(Stored data)
----
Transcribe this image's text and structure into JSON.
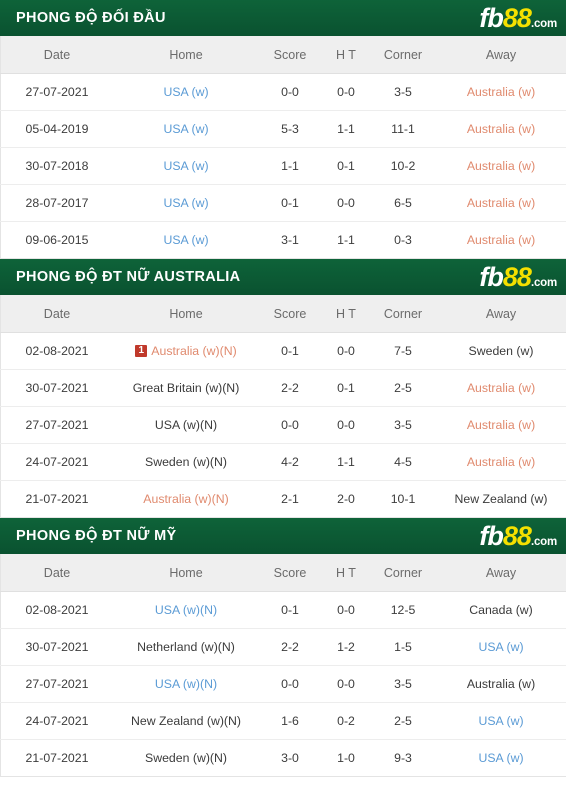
{
  "brand": {
    "logo_fb": "fb",
    "logo_88": "88",
    "logo_dotcom": ".com"
  },
  "colors": {
    "banner_green": "#0c5c35",
    "logo_yellow": "#f5e000",
    "score_red": "#cf4b4b",
    "link_blue": "#5b9bd5",
    "highlight_salmon": "#e08a6e",
    "badge_red": "#c0392b",
    "header_row_grey": "#efefef"
  },
  "columns": {
    "date": "Date",
    "home": "Home",
    "score": "Score",
    "ht": "H T",
    "corner": "Corner",
    "away": "Away"
  },
  "sections": [
    {
      "id": "head-to-head",
      "title": "PHONG ĐỘ ĐỐI ĐẦU",
      "rows": [
        {
          "date": "27-07-2021",
          "home": {
            "text": "USA (w)",
            "style": "blue",
            "badge": null
          },
          "score": "0-0",
          "ht": "0-0",
          "corner": "3-5",
          "away": {
            "text": "Australia (w)",
            "style": "salmon",
            "badge": null
          }
        },
        {
          "date": "05-04-2019",
          "home": {
            "text": "USA (w)",
            "style": "blue",
            "badge": null
          },
          "score": "5-3",
          "ht": "1-1",
          "corner": "11-1",
          "away": {
            "text": "Australia (w)",
            "style": "salmon",
            "badge": null
          }
        },
        {
          "date": "30-07-2018",
          "home": {
            "text": "USA (w)",
            "style": "blue",
            "badge": null
          },
          "score": "1-1",
          "ht": "0-1",
          "corner": "10-2",
          "away": {
            "text": "Australia (w)",
            "style": "salmon",
            "badge": null
          }
        },
        {
          "date": "28-07-2017",
          "home": {
            "text": "USA (w)",
            "style": "blue",
            "badge": null
          },
          "score": "0-1",
          "ht": "0-0",
          "corner": "6-5",
          "away": {
            "text": "Australia (w)",
            "style": "salmon",
            "badge": null
          }
        },
        {
          "date": "09-06-2015",
          "home": {
            "text": "USA (w)",
            "style": "blue",
            "badge": null
          },
          "score": "3-1",
          "ht": "1-1",
          "corner": "0-3",
          "away": {
            "text": "Australia (w)",
            "style": "salmon",
            "badge": null
          }
        }
      ]
    },
    {
      "id": "form-australia",
      "title": "PHONG ĐỘ ĐT NỮ AUSTRALIA",
      "rows": [
        {
          "date": "02-08-2021",
          "home": {
            "text": "Australia (w)(N)",
            "style": "salmon",
            "badge": "1"
          },
          "score": "0-1",
          "ht": "0-0",
          "corner": "7-5",
          "away": {
            "text": "Sweden (w)",
            "style": "plain",
            "badge": null
          }
        },
        {
          "date": "30-07-2021",
          "home": {
            "text": "Great Britain (w)(N)",
            "style": "plain",
            "badge": null
          },
          "score": "2-2",
          "ht": "0-1",
          "corner": "2-5",
          "away": {
            "text": "Australia (w)",
            "style": "salmon",
            "badge": null
          }
        },
        {
          "date": "27-07-2021",
          "home": {
            "text": "USA (w)(N)",
            "style": "plain",
            "badge": null
          },
          "score": "0-0",
          "ht": "0-0",
          "corner": "3-5",
          "away": {
            "text": "Australia (w)",
            "style": "salmon",
            "badge": null
          }
        },
        {
          "date": "24-07-2021",
          "home": {
            "text": "Sweden (w)(N)",
            "style": "plain",
            "badge": null
          },
          "score": "4-2",
          "ht": "1-1",
          "corner": "4-5",
          "away": {
            "text": "Australia (w)",
            "style": "salmon",
            "badge": null
          }
        },
        {
          "date": "21-07-2021",
          "home": {
            "text": "Australia (w)(N)",
            "style": "salmon",
            "badge": null
          },
          "score": "2-1",
          "ht": "2-0",
          "corner": "10-1",
          "away": {
            "text": "New Zealand (w)",
            "style": "plain",
            "badge": null
          }
        }
      ]
    },
    {
      "id": "form-usa",
      "title": "PHONG ĐỘ ĐT NỮ MỸ",
      "rows": [
        {
          "date": "02-08-2021",
          "home": {
            "text": "USA (w)(N)",
            "style": "blue",
            "badge": null
          },
          "score": "0-1",
          "ht": "0-0",
          "corner": "12-5",
          "away": {
            "text": "Canada (w)",
            "style": "plain",
            "badge": null
          }
        },
        {
          "date": "30-07-2021",
          "home": {
            "text": "Netherland (w)(N)",
            "style": "plain",
            "badge": null
          },
          "score": "2-2",
          "ht": "1-2",
          "corner": "1-5",
          "away": {
            "text": "USA (w)",
            "style": "blue",
            "badge": null
          }
        },
        {
          "date": "27-07-2021",
          "home": {
            "text": "USA (w)(N)",
            "style": "blue",
            "badge": null
          },
          "score": "0-0",
          "ht": "0-0",
          "corner": "3-5",
          "away": {
            "text": "Australia (w)",
            "style": "plain",
            "badge": null
          }
        },
        {
          "date": "24-07-2021",
          "home": {
            "text": "New Zealand (w)(N)",
            "style": "plain",
            "badge": null
          },
          "score": "1-6",
          "ht": "0-2",
          "corner": "2-5",
          "away": {
            "text": "USA (w)",
            "style": "blue",
            "badge": null
          }
        },
        {
          "date": "21-07-2021",
          "home": {
            "text": "Sweden (w)(N)",
            "style": "plain",
            "badge": null
          },
          "score": "3-0",
          "ht": "1-0",
          "corner": "9-3",
          "away": {
            "text": "USA (w)",
            "style": "blue",
            "badge": null
          }
        }
      ]
    }
  ]
}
----
The records above should be reproduced exactly, with no pictures included.

> _RESPONSE_
Transcribe this image's text and structure into JSON.
{
  "brand": {
    "logo_fb": "fb",
    "logo_88": "88",
    "logo_dotcom": ".com"
  },
  "colors": {
    "banner_green": "#0c5c35",
    "logo_yellow": "#f5e000",
    "score_red": "#cf4b4b",
    "link_blue": "#5b9bd5",
    "highlight_salmon": "#e08a6e",
    "badge_red": "#c0392b",
    "header_row_grey": "#efefef"
  },
  "columns": {
    "date": "Date",
    "home": "Home",
    "score": "Score",
    "ht": "H T",
    "corner": "Corner",
    "away": "Away"
  },
  "sections": [
    {
      "id": "head-to-head",
      "title": "PHONG ĐỘ ĐỐI ĐẦU",
      "rows": [
        {
          "date": "27-07-2021",
          "home": {
            "text": "USA (w)",
            "style": "blue",
            "badge": null
          },
          "score": "0-0",
          "ht": "0-0",
          "corner": "3-5",
          "away": {
            "text": "Australia (w)",
            "style": "salmon",
            "badge": null
          }
        },
        {
          "date": "05-04-2019",
          "home": {
            "text": "USA (w)",
            "style": "blue",
            "badge": null
          },
          "score": "5-3",
          "ht": "1-1",
          "corner": "11-1",
          "away": {
            "text": "Australia (w)",
            "style": "salmon",
            "badge": null
          }
        },
        {
          "date": "30-07-2018",
          "home": {
            "text": "USA (w)",
            "style": "blue",
            "badge": null
          },
          "score": "1-1",
          "ht": "0-1",
          "corner": "10-2",
          "away": {
            "text": "Australia (w)",
            "style": "salmon",
            "badge": null
          }
        },
        {
          "date": "28-07-2017",
          "home": {
            "text": "USA (w)",
            "style": "blue",
            "badge": null
          },
          "score": "0-1",
          "ht": "0-0",
          "corner": "6-5",
          "away": {
            "text": "Australia (w)",
            "style": "salmon",
            "badge": null
          }
        },
        {
          "date": "09-06-2015",
          "home": {
            "text": "USA (w)",
            "style": "blue",
            "badge": null
          },
          "score": "3-1",
          "ht": "1-1",
          "corner": "0-3",
          "away": {
            "text": "Australia (w)",
            "style": "salmon",
            "badge": null
          }
        }
      ]
    },
    {
      "id": "form-australia",
      "title": "PHONG ĐỘ ĐT NỮ AUSTRALIA",
      "rows": [
        {
          "date": "02-08-2021",
          "home": {
            "text": "Australia (w)(N)",
            "style": "salmon",
            "badge": "1"
          },
          "score": "0-1",
          "ht": "0-0",
          "corner": "7-5",
          "away": {
            "text": "Sweden (w)",
            "style": "plain",
            "badge": null
          }
        },
        {
          "date": "30-07-2021",
          "home": {
            "text": "Great Britain (w)(N)",
            "style": "plain",
            "badge": null
          },
          "score": "2-2",
          "ht": "0-1",
          "corner": "2-5",
          "away": {
            "text": "Australia (w)",
            "style": "salmon",
            "badge": null
          }
        },
        {
          "date": "27-07-2021",
          "home": {
            "text": "USA (w)(N)",
            "style": "plain",
            "badge": null
          },
          "score": "0-0",
          "ht": "0-0",
          "corner": "3-5",
          "away": {
            "text": "Australia (w)",
            "style": "salmon",
            "badge": null
          }
        },
        {
          "date": "24-07-2021",
          "home": {
            "text": "Sweden (w)(N)",
            "style": "plain",
            "badge": null
          },
          "score": "4-2",
          "ht": "1-1",
          "corner": "4-5",
          "away": {
            "text": "Australia (w)",
            "style": "salmon",
            "badge": null
          }
        },
        {
          "date": "21-07-2021",
          "home": {
            "text": "Australia (w)(N)",
            "style": "salmon",
            "badge": null
          },
          "score": "2-1",
          "ht": "2-0",
          "corner": "10-1",
          "away": {
            "text": "New Zealand (w)",
            "style": "plain",
            "badge": null
          }
        }
      ]
    },
    {
      "id": "form-usa",
      "title": "PHONG ĐỘ ĐT NỮ MỸ",
      "rows": [
        {
          "date": "02-08-2021",
          "home": {
            "text": "USA (w)(N)",
            "style": "blue",
            "badge": null
          },
          "score": "0-1",
          "ht": "0-0",
          "corner": "12-5",
          "away": {
            "text": "Canada (w)",
            "style": "plain",
            "badge": null
          }
        },
        {
          "date": "30-07-2021",
          "home": {
            "text": "Netherland (w)(N)",
            "style": "plain",
            "badge": null
          },
          "score": "2-2",
          "ht": "1-2",
          "corner": "1-5",
          "away": {
            "text": "USA (w)",
            "style": "blue",
            "badge": null
          }
        },
        {
          "date": "27-07-2021",
          "home": {
            "text": "USA (w)(N)",
            "style": "blue",
            "badge": null
          },
          "score": "0-0",
          "ht": "0-0",
          "corner": "3-5",
          "away": {
            "text": "Australia (w)",
            "style": "plain",
            "badge": null
          }
        },
        {
          "date": "24-07-2021",
          "home": {
            "text": "New Zealand (w)(N)",
            "style": "plain",
            "badge": null
          },
          "score": "1-6",
          "ht": "0-2",
          "corner": "2-5",
          "away": {
            "text": "USA (w)",
            "style": "blue",
            "badge": null
          }
        },
        {
          "date": "21-07-2021",
          "home": {
            "text": "Sweden (w)(N)",
            "style": "plain",
            "badge": null
          },
          "score": "3-0",
          "ht": "1-0",
          "corner": "9-3",
          "away": {
            "text": "USA (w)",
            "style": "blue",
            "badge": null
          }
        }
      ]
    }
  ]
}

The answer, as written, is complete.